■ Exercise aim: Repeat the whole listing below, word for word.

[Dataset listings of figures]
-- START --

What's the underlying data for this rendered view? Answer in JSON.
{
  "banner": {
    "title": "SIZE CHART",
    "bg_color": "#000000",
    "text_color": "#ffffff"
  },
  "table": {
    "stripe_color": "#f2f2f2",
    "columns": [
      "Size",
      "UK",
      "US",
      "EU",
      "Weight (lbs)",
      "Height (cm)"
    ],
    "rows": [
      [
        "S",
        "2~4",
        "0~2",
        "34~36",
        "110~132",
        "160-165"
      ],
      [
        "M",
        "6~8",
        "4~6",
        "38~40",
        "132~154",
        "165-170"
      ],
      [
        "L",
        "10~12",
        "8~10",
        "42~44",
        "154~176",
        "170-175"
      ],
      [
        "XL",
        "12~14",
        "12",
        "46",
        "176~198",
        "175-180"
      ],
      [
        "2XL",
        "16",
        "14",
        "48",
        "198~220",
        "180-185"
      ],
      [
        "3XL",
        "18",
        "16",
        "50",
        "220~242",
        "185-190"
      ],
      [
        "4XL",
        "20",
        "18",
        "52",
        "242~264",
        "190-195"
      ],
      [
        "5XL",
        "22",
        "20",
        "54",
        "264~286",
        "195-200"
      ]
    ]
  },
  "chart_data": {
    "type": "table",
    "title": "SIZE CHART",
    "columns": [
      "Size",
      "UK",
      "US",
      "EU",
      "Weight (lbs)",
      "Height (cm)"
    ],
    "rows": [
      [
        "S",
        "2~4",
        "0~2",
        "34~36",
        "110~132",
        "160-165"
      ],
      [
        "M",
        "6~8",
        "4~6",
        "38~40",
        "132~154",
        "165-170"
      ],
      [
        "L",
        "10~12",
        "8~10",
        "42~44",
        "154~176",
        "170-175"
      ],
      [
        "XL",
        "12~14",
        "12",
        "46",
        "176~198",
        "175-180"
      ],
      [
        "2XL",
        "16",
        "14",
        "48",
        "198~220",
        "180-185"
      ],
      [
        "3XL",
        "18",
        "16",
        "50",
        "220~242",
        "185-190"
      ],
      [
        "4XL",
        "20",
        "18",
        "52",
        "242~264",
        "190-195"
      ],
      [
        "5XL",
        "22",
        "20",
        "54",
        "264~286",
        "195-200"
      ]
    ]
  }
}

-- END --

■ Exercise answer:
What's the underlying data for this rendered view? Answer in JSON.
{
  "banner": {
    "title": "SIZE CHART",
    "bg_color": "#000000",
    "text_color": "#ffffff"
  },
  "table": {
    "stripe_color": "#f2f2f2",
    "columns": [
      "Size",
      "UK",
      "US",
      "EU",
      "Weight (lbs)",
      "Height (cm)"
    ],
    "rows": [
      [
        "S",
        "2~4",
        "0~2",
        "34~36",
        "110~132",
        "160-165"
      ],
      [
        "M",
        "6~8",
        "4~6",
        "38~40",
        "132~154",
        "165-170"
      ],
      [
        "L",
        "10~12",
        "8~10",
        "42~44",
        "154~176",
        "170-175"
      ],
      [
        "XL",
        "12~14",
        "12",
        "46",
        "176~198",
        "175-180"
      ],
      [
        "2XL",
        "16",
        "14",
        "48",
        "198~220",
        "180-185"
      ],
      [
        "3XL",
        "18",
        "16",
        "50",
        "220~242",
        "185-190"
      ],
      [
        "4XL",
        "20",
        "18",
        "52",
        "242~264",
        "190-195"
      ],
      [
        "5XL",
        "22",
        "20",
        "54",
        "264~286",
        "195-200"
      ]
    ]
  },
  "chart_data": {
    "type": "table",
    "title": "SIZE CHART",
    "columns": [
      "Size",
      "UK",
      "US",
      "EU",
      "Weight (lbs)",
      "Height (cm)"
    ],
    "rows": [
      [
        "S",
        "2~4",
        "0~2",
        "34~36",
        "110~132",
        "160-165"
      ],
      [
        "M",
        "6~8",
        "4~6",
        "38~40",
        "132~154",
        "165-170"
      ],
      [
        "L",
        "10~12",
        "8~10",
        "42~44",
        "154~176",
        "170-175"
      ],
      [
        "XL",
        "12~14",
        "12",
        "46",
        "176~198",
        "175-180"
      ],
      [
        "2XL",
        "16",
        "14",
        "48",
        "198~220",
        "180-185"
      ],
      [
        "3XL",
        "18",
        "16",
        "50",
        "220~242",
        "185-190"
      ],
      [
        "4XL",
        "20",
        "18",
        "52",
        "242~264",
        "190-195"
      ],
      [
        "5XL",
        "22",
        "20",
        "54",
        "264~286",
        "195-200"
      ]
    ]
  }
}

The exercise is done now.